Within the records below, find each line that holds the string "zero", then copy it.

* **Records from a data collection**
------------------------------------------------------------------------
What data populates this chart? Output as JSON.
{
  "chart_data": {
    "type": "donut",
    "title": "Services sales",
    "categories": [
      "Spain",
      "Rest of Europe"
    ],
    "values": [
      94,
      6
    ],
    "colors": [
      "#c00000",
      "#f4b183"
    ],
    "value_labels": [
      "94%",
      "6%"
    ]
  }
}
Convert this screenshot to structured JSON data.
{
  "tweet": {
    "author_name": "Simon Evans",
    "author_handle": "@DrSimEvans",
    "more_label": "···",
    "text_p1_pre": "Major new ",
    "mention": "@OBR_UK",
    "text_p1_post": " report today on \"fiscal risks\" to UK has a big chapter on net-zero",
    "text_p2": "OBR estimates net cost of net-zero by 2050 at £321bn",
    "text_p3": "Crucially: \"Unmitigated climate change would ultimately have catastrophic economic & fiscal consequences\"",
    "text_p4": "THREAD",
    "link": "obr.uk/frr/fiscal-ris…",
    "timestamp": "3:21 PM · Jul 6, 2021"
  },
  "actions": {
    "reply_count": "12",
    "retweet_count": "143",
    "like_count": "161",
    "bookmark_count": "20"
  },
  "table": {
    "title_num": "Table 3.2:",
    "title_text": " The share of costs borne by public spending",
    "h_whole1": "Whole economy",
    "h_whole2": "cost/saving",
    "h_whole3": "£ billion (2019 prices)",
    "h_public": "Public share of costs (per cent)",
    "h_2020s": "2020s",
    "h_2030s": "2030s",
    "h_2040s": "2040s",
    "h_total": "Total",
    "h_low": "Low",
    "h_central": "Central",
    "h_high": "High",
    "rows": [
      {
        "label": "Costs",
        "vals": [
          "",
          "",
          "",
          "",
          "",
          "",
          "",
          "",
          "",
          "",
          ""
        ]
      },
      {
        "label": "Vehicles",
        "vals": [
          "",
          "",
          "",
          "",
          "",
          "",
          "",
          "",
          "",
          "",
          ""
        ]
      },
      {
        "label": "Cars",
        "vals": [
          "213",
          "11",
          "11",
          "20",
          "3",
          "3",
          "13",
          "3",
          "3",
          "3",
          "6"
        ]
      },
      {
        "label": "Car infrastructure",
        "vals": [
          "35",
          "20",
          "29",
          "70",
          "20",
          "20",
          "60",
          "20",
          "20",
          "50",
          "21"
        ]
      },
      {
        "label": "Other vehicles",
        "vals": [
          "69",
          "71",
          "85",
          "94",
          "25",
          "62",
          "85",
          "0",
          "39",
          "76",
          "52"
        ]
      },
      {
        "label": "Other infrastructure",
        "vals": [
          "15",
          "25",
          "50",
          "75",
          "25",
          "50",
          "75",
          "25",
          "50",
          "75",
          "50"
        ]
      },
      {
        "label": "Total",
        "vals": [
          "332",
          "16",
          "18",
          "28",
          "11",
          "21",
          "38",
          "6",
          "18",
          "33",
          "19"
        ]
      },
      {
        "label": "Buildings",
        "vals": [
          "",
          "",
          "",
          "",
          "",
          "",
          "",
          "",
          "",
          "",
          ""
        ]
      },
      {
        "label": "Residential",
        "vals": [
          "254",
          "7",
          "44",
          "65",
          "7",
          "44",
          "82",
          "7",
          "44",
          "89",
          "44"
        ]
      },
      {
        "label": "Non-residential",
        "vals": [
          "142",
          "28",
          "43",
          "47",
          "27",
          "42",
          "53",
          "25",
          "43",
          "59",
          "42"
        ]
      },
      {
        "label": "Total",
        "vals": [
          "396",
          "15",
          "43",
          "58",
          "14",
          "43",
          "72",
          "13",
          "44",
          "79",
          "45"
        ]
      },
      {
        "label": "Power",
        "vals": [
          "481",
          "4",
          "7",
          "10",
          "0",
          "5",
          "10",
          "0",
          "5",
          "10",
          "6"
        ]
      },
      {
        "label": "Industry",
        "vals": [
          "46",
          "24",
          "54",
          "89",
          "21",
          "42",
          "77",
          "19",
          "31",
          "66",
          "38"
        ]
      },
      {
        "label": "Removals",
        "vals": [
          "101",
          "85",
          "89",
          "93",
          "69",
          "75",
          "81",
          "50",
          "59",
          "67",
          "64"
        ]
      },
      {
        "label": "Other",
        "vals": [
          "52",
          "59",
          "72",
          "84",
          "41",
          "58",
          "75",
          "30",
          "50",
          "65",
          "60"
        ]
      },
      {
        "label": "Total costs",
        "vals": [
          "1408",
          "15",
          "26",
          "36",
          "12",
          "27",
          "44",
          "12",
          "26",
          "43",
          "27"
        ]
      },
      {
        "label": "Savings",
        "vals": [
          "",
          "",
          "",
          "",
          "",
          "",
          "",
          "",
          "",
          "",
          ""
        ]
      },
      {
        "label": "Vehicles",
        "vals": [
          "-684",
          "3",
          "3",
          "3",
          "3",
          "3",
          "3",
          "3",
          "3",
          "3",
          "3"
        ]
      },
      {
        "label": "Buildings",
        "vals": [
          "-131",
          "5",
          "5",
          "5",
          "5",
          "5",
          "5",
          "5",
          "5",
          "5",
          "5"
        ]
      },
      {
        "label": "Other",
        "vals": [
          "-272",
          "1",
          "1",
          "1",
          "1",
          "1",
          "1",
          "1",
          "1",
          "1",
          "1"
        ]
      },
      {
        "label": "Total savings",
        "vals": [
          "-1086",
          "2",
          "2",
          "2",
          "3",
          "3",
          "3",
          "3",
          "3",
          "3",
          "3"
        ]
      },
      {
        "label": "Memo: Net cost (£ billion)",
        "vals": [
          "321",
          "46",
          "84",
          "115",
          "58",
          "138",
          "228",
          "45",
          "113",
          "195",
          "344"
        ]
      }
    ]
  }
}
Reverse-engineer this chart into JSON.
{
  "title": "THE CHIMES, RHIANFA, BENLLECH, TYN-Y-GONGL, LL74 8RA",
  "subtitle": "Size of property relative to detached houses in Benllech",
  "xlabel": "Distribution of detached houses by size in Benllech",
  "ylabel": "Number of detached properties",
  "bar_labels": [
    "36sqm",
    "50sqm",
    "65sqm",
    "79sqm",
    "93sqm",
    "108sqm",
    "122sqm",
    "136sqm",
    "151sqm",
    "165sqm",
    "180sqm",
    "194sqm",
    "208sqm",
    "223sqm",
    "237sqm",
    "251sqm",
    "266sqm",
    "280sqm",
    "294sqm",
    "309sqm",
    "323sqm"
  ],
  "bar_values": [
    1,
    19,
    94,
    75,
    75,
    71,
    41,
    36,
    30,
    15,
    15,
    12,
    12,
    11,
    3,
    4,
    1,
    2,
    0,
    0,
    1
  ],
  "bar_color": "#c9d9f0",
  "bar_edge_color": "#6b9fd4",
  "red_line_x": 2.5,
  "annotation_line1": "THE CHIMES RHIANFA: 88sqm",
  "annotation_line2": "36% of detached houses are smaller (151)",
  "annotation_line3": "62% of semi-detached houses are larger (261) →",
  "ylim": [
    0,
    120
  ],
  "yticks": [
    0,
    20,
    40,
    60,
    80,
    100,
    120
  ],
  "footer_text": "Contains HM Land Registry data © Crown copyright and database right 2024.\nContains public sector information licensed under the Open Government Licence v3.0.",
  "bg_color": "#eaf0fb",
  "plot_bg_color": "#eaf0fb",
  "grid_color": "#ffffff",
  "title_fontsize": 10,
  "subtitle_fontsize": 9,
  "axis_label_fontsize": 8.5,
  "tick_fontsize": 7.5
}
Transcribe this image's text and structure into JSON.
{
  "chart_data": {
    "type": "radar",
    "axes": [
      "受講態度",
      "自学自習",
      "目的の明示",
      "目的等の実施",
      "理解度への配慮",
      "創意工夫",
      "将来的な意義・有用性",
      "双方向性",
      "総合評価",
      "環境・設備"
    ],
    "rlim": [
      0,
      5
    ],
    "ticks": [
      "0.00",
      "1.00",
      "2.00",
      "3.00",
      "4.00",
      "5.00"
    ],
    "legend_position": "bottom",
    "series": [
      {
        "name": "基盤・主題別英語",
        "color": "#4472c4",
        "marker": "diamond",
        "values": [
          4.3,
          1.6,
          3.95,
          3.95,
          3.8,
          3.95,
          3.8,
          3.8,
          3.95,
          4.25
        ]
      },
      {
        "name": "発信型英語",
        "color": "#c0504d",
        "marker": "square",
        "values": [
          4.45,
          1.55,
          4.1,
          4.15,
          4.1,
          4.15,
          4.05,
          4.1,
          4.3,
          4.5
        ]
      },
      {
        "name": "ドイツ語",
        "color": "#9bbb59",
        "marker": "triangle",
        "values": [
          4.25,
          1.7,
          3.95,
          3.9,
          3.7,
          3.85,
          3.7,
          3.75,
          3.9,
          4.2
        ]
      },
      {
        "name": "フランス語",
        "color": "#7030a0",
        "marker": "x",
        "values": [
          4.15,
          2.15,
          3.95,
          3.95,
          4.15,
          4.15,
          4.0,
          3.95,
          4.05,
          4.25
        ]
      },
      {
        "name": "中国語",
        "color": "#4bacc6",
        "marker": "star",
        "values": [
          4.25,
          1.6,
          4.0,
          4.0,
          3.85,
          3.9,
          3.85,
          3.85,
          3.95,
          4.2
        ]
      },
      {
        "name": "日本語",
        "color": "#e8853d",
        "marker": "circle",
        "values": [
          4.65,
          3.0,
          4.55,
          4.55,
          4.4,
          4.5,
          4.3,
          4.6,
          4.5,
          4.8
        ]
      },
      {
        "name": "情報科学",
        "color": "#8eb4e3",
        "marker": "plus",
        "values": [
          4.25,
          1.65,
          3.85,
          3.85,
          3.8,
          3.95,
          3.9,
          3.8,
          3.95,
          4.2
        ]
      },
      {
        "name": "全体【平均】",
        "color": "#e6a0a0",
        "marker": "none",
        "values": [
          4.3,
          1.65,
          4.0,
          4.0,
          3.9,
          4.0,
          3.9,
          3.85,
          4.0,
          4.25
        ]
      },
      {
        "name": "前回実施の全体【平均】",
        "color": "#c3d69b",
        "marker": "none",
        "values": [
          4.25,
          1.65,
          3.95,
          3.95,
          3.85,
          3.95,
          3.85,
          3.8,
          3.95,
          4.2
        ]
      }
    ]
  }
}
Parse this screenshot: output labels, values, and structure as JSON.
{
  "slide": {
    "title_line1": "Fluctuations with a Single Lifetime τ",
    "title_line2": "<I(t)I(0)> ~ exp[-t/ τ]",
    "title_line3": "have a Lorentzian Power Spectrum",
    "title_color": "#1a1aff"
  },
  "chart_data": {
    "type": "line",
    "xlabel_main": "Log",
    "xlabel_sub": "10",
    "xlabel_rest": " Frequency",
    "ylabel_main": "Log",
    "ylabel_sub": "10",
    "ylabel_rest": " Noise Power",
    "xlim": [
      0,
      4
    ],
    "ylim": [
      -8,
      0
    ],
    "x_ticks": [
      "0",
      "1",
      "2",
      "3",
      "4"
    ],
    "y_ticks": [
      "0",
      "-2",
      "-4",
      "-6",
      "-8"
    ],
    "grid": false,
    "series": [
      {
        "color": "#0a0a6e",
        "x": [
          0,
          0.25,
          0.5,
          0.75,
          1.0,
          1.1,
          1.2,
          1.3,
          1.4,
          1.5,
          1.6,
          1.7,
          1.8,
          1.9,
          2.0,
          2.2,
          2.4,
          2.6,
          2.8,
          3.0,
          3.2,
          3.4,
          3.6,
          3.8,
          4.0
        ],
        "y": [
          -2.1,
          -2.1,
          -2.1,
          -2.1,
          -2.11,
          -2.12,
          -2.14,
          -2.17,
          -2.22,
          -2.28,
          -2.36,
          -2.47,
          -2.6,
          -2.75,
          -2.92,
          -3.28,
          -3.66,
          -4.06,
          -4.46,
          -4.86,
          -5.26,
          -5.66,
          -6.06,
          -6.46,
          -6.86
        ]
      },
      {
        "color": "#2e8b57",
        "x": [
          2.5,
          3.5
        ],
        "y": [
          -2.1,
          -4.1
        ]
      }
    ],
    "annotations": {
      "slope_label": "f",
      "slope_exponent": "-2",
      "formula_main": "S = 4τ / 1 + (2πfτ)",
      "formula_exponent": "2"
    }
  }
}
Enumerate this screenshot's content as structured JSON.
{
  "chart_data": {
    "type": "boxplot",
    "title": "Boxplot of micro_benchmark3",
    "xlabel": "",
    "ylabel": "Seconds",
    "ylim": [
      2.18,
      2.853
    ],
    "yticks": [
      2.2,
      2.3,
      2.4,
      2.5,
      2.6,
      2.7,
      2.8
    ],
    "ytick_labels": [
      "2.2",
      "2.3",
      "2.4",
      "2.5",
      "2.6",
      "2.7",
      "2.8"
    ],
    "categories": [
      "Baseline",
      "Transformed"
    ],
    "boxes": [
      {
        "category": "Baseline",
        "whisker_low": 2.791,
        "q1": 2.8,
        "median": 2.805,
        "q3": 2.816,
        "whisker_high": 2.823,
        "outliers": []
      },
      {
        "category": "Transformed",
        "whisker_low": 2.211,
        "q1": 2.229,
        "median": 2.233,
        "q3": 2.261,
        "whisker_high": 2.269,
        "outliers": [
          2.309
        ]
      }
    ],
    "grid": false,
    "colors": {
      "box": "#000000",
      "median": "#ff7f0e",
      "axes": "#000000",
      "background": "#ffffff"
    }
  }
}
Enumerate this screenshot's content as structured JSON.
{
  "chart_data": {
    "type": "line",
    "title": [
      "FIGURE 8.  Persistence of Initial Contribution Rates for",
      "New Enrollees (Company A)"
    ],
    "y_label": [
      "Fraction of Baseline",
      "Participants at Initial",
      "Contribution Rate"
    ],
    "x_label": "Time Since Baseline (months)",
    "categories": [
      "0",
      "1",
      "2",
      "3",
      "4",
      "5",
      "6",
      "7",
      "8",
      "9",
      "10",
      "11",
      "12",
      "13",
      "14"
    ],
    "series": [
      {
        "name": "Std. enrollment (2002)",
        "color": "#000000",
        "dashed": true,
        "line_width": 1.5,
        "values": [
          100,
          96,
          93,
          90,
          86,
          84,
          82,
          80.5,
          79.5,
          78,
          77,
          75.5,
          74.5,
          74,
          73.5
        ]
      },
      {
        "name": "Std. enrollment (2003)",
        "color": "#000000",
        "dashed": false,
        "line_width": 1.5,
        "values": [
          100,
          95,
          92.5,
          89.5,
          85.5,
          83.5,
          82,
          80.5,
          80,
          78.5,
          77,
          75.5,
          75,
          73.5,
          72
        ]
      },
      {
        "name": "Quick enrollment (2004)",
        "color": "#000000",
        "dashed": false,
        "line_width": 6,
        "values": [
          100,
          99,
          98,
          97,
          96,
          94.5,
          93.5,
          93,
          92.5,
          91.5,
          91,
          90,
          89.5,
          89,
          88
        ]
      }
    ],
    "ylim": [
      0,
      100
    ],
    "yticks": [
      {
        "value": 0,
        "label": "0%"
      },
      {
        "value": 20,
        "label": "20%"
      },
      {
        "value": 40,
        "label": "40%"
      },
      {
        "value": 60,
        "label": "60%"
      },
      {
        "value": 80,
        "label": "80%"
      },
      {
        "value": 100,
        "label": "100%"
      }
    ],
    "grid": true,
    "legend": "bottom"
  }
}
------------------------------------------------------------------------
* **Result of the exercise**
    "text_p1_post": " report today on \"fiscal risks\" to UK has a big chapter on net-zero",
    "text_p2": "OBR estimates net cost of net-zero by 2050 at £321bn",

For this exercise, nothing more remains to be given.